### The task
Go through the listing below and list every line with "value".

----

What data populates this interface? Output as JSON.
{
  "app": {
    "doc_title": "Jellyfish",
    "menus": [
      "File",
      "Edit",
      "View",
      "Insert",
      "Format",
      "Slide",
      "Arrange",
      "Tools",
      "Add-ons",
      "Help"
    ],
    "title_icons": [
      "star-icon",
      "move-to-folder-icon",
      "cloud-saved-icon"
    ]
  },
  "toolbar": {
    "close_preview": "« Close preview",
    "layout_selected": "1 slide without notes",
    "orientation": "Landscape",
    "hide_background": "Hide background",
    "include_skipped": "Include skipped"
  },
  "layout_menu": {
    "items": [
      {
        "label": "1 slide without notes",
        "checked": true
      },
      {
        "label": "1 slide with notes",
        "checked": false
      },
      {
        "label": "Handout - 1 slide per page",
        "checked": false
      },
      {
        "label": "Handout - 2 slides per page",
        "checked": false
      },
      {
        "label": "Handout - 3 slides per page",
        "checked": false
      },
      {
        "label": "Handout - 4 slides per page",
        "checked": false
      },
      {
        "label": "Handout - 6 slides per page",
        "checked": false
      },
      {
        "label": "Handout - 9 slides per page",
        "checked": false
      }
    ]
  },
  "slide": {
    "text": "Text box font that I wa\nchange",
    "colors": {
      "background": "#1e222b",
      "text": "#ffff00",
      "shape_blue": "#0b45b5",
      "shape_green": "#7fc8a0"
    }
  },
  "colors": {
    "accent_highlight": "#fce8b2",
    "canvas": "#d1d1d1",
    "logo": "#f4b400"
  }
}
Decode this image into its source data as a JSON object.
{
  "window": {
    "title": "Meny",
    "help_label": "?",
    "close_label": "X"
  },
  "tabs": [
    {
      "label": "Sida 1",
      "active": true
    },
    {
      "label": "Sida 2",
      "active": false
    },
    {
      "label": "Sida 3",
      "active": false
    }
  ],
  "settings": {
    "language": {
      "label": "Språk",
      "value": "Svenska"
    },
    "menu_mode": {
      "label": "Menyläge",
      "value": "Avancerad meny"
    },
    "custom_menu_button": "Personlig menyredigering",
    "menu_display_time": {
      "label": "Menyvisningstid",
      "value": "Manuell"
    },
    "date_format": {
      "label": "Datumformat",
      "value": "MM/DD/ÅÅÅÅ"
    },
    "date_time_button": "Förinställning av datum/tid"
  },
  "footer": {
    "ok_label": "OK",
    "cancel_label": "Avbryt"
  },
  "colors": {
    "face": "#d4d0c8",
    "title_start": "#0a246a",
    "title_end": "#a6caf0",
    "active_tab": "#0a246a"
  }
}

----

### Answer for this exercise
      "value": "Svenska"
      "value": "Avancerad meny"
      "value": "Manuell"
      "value": "MM/DD/ÅÅÅÅ"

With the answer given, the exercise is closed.